* [DATA SUPPLIED]:

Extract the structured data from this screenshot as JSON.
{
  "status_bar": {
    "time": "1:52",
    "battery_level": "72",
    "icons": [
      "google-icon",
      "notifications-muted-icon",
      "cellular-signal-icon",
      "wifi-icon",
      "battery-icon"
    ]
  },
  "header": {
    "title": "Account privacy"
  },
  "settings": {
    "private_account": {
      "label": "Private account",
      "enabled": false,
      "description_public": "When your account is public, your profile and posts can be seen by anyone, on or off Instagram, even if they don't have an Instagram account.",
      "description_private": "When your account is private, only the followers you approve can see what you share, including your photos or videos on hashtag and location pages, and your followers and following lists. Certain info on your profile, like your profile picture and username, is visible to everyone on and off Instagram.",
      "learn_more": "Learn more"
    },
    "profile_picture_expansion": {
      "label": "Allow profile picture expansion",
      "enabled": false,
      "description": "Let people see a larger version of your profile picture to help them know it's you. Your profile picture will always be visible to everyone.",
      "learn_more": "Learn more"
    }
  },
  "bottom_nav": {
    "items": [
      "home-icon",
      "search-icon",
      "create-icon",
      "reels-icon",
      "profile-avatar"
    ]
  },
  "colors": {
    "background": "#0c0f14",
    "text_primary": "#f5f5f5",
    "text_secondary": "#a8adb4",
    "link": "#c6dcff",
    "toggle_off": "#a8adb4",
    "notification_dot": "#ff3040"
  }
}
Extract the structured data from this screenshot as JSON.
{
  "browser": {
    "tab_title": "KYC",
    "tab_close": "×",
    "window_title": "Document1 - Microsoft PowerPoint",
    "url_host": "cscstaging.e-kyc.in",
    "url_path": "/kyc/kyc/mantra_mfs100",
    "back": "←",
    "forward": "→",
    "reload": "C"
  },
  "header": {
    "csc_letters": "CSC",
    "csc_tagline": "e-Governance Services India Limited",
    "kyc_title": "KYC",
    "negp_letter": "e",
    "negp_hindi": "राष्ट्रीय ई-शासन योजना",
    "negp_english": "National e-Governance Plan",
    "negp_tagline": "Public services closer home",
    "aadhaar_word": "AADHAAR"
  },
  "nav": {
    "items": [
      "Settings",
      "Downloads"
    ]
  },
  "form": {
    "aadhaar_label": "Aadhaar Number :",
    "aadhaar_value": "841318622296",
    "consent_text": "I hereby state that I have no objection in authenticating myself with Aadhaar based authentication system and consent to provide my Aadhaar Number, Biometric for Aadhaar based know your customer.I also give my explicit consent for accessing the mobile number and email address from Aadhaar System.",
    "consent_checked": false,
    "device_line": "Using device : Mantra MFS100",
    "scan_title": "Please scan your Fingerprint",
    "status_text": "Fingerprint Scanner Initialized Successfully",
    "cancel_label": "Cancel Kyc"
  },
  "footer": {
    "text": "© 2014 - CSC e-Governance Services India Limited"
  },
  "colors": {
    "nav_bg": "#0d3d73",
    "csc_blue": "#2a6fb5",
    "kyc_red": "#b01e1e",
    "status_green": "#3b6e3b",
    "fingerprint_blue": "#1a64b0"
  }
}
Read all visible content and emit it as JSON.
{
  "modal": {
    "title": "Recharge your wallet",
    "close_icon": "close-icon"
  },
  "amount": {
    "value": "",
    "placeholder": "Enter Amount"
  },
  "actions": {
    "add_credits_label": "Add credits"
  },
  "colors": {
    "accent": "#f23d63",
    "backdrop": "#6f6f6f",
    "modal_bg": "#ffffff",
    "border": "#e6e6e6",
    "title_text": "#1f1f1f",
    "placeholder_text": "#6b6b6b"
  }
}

* [WHAT THIS TASK INVOLVES]: Find the line containing "Read all visible content and emit it as JSON.", then output it and every line after it to the end of the data, exactly.

* [TASK SOLUTION]:
Read all visible content and emit it as JSON.
{
  "modal": {
    "title": "Recharge your wallet",
    "close_icon": "close-icon"
  },
  "amount": {
    "value": "",
    "placeholder": "Enter Amount"
  },
  "actions": {
    "add_credits_label": "Add credits"
  },
  "colors": {
    "accent": "#f23d63",
    "backdrop": "#6f6f6f",
    "modal_bg": "#ffffff",
    "border": "#e6e6e6",
    "title_text": "#1f1f1f",
    "placeholder_text": "#6b6b6b"
  }
}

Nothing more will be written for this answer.